What follows is a listing. Return every line of it exactly.

►

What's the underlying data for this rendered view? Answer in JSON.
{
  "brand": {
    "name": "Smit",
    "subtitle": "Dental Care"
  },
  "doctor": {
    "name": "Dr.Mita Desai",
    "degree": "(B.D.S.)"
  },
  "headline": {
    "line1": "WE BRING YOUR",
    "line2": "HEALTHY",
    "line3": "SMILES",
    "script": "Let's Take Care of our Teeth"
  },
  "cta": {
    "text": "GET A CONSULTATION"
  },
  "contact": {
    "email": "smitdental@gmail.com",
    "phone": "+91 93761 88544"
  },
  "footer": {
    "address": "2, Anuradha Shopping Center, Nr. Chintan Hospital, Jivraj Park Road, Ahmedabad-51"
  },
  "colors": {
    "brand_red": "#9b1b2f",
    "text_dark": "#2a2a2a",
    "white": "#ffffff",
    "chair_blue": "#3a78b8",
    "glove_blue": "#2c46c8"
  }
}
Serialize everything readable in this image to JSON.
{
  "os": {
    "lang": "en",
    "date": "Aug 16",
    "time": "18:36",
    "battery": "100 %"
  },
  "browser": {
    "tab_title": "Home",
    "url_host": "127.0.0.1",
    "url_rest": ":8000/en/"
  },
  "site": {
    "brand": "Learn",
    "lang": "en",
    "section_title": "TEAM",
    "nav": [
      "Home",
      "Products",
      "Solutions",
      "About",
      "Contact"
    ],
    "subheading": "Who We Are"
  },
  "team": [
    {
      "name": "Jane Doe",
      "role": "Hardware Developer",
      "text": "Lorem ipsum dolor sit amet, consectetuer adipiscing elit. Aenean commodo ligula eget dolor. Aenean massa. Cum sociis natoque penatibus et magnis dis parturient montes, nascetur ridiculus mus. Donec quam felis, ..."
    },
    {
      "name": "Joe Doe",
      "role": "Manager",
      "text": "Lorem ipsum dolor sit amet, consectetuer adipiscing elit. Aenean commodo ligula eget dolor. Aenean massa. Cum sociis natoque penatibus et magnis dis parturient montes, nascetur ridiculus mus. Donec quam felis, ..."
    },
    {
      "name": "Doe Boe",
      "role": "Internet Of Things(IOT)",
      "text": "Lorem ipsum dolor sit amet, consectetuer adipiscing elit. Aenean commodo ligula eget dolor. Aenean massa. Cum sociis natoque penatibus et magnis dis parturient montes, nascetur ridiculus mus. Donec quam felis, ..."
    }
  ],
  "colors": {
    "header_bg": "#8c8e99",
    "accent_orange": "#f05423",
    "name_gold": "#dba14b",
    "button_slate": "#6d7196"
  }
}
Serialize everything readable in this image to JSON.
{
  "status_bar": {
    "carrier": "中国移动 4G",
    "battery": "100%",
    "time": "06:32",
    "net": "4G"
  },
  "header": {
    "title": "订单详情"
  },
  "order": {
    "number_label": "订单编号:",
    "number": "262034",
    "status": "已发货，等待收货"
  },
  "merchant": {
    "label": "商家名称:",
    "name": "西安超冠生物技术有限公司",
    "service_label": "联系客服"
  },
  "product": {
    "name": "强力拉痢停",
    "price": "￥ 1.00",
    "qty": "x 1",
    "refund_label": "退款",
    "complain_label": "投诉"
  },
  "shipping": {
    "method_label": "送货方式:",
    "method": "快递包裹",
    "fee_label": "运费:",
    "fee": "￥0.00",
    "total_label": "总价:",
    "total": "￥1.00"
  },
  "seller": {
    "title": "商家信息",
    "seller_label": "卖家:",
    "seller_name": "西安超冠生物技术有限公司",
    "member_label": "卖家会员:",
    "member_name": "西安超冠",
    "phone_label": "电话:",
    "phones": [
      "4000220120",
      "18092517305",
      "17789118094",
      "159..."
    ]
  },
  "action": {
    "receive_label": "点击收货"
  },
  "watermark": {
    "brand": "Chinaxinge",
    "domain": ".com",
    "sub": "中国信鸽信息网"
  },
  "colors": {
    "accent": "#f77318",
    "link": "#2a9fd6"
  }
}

◄

• _Expected answer_:
What's the underlying data for this rendered view? Answer in JSON.
{
  "brand": {
    "name": "Smit",
    "subtitle": "Dental Care"
  },
  "doctor": {
    "name": "Dr.Mita Desai",
    "degree": "(B.D.S.)"
  },
  "headline": {
    "line1": "WE BRING YOUR",
    "line2": "HEALTHY",
    "line3": "SMILES",
    "script": "Let's Take Care of our Teeth"
  },
  "cta": {
    "text": "GET A CONSULTATION"
  },
  "contact": {
    "email": "smitdental@gmail.com",
    "phone": "+91 93761 88544"
  },
  "footer": {
    "address": "2, Anuradha Shopping Center, Nr. Chintan Hospital, Jivraj Park Road, Ahmedabad-51"
  },
  "colors": {
    "brand_red": "#9b1b2f",
    "text_dark": "#2a2a2a",
    "white": "#ffffff",
    "chair_blue": "#3a78b8",
    "glove_blue": "#2c46c8"
  }
}
Serialize everything readable in this image to JSON.
{
  "os": {
    "lang": "en",
    "date": "Aug 16",
    "time": "18:36",
    "battery": "100 %"
  },
  "browser": {
    "tab_title": "Home",
    "url_host": "127.0.0.1",
    "url_rest": ":8000/en/"
  },
  "site": {
    "brand": "Learn",
    "lang": "en",
    "section_title": "TEAM",
    "nav": [
      "Home",
      "Products",
      "Solutions",
      "About",
      "Contact"
    ],
    "subheading": "Who We Are"
  },
  "team": [
    {
      "name": "Jane Doe",
      "role": "Hardware Developer",
      "text": "Lorem ipsum dolor sit amet, consectetuer adipiscing elit. Aenean commodo ligula eget dolor. Aenean massa. Cum sociis natoque penatibus et magnis dis parturient montes, nascetur ridiculus mus. Donec quam felis, ..."
    },
    {
      "name": "Joe Doe",
      "role": "Manager",
      "text": "Lorem ipsum dolor sit amet, consectetuer adipiscing elit. Aenean commodo ligula eget dolor. Aenean massa. Cum sociis natoque penatibus et magnis dis parturient montes, nascetur ridiculus mus. Donec quam felis, ..."
    },
    {
      "name": "Doe Boe",
      "role": "Internet Of Things(IOT)",
      "text": "Lorem ipsum dolor sit amet, consectetuer adipiscing elit. Aenean commodo ligula eget dolor. Aenean massa. Cum sociis natoque penatibus et magnis dis parturient montes, nascetur ridiculus mus. Donec quam felis, ..."
    }
  ],
  "colors": {
    "header_bg": "#8c8e99",
    "accent_orange": "#f05423",
    "name_gold": "#dba14b",
    "button_slate": "#6d7196"
  }
}
Serialize everything readable in this image to JSON.
{
  "status_bar": {
    "carrier": "中国移动 4G",
    "battery": "100%",
    "time": "06:32",
    "net": "4G"
  },
  "header": {
    "title": "订单详情"
  },
  "order": {
    "number_label": "订单编号:",
    "number": "262034",
    "status": "已发货，等待收货"
  },
  "merchant": {
    "label": "商家名称:",
    "name": "西安超冠生物技术有限公司",
    "service_label": "联系客服"
  },
  "product": {
    "name": "强力拉痢停",
    "price": "￥ 1.00",
    "qty": "x 1",
    "refund_label": "退款",
    "complain_label": "投诉"
  },
  "shipping": {
    "method_label": "送货方式:",
    "method": "快递包裹",
    "fee_label": "运费:",
    "fee": "￥0.00",
    "total_label": "总价:",
    "total": "￥1.00"
  },
  "seller": {
    "title": "商家信息",
    "seller_label": "卖家:",
    "seller_name": "西安超冠生物技术有限公司",
    "member_label": "卖家会员:",
    "member_name": "西安超冠",
    "phone_label": "电话:",
    "phones": [
      "4000220120",
      "18092517305",
      "17789118094",
      "159..."
    ]
  },
  "action": {
    "receive_label": "点击收货"
  },
  "watermark": {
    "brand": "Chinaxinge",
    "domain": ".com",
    "sub": "中国信鸽信息网"
  },
  "colors": {
    "accent": "#f77318",
    "link": "#2a9fd6"
  }
}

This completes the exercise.